→ AVAILABLE DATA:
▼
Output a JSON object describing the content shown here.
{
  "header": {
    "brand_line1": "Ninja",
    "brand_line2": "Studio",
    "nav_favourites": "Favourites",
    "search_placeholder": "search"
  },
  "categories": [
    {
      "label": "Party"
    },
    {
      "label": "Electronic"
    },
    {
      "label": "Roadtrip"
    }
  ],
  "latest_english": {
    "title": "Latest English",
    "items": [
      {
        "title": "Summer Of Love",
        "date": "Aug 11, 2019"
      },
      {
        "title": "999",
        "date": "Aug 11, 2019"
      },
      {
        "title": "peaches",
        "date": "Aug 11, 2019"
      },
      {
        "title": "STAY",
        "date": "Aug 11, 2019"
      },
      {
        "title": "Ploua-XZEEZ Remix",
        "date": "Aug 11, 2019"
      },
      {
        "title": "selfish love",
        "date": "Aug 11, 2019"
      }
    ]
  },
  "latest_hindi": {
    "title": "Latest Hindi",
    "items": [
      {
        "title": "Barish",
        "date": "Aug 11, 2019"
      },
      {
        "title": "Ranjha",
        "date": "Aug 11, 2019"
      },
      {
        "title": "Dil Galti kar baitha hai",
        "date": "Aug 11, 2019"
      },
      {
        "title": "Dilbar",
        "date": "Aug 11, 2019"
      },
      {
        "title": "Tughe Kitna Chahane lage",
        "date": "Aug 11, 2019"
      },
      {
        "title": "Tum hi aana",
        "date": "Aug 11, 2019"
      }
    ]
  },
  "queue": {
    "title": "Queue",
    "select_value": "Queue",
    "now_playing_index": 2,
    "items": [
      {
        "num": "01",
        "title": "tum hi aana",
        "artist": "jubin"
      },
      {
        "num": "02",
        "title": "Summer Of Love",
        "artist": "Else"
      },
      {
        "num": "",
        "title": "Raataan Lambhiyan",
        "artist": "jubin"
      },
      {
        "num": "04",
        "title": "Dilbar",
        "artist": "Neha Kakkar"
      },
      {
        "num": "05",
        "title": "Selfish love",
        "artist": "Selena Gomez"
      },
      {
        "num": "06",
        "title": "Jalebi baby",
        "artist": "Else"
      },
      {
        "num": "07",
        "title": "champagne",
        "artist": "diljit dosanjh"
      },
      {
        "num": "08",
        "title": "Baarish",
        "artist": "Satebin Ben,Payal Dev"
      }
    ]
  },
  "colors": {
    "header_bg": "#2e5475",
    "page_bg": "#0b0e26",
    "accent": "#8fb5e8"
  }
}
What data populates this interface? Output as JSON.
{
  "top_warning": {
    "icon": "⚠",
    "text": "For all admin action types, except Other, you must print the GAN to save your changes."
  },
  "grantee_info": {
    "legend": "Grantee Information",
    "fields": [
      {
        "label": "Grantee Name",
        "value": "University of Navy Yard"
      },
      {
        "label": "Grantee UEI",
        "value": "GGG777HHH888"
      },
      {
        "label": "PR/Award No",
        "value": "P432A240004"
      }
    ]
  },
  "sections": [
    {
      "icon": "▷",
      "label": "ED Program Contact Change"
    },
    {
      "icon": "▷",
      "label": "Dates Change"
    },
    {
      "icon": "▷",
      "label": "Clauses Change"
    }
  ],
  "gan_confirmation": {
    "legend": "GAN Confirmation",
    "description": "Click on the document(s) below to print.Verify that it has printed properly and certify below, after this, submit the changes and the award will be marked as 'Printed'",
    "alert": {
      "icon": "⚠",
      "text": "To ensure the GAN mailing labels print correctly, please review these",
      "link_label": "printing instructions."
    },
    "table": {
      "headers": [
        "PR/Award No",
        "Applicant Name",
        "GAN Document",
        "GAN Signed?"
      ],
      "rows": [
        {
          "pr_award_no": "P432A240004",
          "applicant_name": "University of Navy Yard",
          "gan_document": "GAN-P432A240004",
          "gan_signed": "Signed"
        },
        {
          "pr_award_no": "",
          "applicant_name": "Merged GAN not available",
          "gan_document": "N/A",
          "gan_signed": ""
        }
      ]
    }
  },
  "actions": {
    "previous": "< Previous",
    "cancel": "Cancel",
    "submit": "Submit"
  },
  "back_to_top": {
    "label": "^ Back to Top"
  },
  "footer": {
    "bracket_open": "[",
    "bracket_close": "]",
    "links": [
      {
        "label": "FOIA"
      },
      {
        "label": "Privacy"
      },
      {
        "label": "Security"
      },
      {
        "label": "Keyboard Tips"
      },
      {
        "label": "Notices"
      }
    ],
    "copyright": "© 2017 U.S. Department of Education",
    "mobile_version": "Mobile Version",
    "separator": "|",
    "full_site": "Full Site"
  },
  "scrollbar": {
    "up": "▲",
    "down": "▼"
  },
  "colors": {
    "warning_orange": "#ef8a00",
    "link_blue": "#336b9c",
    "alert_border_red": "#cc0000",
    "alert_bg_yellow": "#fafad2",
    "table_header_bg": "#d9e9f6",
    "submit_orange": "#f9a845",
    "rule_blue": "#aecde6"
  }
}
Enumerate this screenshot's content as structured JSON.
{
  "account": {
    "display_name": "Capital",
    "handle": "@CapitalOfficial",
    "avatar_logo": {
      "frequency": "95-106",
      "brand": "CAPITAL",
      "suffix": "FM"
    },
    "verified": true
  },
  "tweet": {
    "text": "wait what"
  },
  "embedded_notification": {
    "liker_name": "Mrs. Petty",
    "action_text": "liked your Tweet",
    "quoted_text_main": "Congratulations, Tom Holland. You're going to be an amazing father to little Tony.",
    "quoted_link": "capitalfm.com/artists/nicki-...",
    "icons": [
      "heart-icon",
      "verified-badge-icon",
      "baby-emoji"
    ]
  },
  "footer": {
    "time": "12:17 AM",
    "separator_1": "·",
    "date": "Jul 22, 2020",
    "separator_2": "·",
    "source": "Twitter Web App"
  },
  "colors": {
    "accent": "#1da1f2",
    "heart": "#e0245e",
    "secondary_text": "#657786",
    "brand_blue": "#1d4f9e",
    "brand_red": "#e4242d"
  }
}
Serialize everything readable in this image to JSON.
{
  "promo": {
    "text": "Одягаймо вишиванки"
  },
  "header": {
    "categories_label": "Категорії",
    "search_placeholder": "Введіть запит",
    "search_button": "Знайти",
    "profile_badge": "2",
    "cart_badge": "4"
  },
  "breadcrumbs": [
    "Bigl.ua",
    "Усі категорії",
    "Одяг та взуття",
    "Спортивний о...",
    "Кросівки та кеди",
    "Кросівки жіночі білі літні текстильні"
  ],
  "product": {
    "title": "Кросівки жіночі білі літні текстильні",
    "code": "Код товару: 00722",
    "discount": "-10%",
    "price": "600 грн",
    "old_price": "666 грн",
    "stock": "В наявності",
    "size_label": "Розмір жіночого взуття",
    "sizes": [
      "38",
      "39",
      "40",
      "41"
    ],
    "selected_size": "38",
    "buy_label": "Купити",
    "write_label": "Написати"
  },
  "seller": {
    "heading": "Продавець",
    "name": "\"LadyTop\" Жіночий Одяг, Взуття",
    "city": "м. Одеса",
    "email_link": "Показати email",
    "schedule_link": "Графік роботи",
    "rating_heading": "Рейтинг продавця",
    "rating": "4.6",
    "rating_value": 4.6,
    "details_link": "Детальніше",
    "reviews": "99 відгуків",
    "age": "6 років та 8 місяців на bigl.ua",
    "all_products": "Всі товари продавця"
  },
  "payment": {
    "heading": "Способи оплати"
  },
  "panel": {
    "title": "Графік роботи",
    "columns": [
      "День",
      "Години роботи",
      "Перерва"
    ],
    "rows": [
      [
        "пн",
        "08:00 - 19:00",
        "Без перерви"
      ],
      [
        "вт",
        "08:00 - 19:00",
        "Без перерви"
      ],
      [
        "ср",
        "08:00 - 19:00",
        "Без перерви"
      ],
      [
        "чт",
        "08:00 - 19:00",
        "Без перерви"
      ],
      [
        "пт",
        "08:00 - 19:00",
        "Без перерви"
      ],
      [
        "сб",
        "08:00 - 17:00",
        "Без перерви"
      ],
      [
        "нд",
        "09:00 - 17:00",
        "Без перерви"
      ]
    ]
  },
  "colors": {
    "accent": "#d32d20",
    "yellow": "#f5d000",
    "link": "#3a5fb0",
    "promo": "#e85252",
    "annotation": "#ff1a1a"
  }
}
▲
→ WHAT IS NEEDED: Scan the material above for the word "accent". Copy each line where it occurs.

→ ANSWER FOR THE TASK:
    "accent": "#8fb5e8"
    "accent": "#1da1f2",
    "accent": "#d32d20",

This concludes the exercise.